Directions =
In the data below, find each line containing the string "screenshot" and return it.

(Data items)
-*-

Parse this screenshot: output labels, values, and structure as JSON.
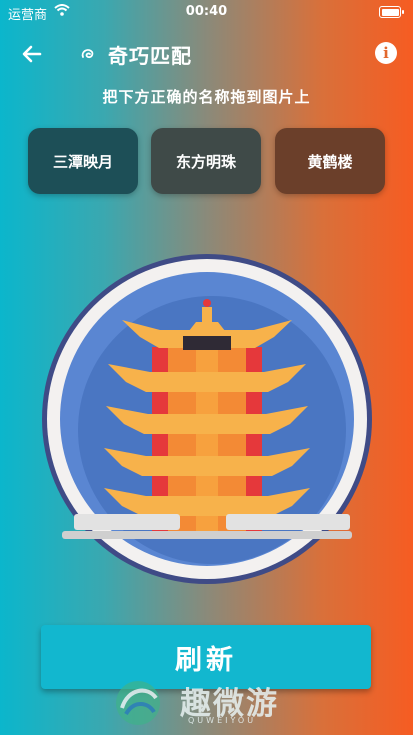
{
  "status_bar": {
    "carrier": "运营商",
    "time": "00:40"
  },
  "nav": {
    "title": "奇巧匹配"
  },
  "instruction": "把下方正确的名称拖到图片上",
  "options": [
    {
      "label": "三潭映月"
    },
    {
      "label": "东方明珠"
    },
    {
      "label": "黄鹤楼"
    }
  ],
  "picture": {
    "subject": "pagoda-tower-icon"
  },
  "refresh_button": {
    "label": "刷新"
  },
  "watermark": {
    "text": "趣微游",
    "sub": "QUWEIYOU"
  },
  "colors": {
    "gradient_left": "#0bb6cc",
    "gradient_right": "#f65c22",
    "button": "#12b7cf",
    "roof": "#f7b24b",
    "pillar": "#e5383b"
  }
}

-*-

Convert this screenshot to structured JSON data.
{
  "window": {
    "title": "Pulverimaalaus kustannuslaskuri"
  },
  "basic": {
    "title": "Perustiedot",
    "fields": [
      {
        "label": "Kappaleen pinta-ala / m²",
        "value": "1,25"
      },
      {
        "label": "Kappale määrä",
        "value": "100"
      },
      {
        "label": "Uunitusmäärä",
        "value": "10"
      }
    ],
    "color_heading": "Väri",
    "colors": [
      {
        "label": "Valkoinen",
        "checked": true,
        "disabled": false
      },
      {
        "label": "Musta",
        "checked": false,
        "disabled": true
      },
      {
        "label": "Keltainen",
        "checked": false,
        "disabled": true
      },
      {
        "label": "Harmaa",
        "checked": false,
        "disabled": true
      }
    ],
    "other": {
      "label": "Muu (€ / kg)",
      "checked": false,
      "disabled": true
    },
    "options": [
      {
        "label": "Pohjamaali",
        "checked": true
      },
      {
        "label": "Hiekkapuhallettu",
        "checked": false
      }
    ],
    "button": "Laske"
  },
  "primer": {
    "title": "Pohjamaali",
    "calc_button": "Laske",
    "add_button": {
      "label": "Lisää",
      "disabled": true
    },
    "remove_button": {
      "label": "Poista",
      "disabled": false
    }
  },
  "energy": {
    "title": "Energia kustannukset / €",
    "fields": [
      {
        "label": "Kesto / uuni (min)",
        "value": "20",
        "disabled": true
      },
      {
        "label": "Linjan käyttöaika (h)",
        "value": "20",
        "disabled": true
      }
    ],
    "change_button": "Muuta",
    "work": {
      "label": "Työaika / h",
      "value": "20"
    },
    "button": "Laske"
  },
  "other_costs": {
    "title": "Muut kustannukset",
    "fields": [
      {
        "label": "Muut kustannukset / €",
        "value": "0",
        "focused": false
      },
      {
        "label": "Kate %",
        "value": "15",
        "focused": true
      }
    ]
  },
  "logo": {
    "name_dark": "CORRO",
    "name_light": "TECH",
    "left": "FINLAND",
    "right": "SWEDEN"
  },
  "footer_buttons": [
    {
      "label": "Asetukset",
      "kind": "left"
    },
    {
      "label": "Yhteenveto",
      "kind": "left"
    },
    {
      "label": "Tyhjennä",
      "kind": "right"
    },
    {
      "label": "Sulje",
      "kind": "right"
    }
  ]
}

-*-

Exercise answer =
Parse this screenshot: output labels, values, and structure as JSON.
Convert this screenshot to structured JSON data.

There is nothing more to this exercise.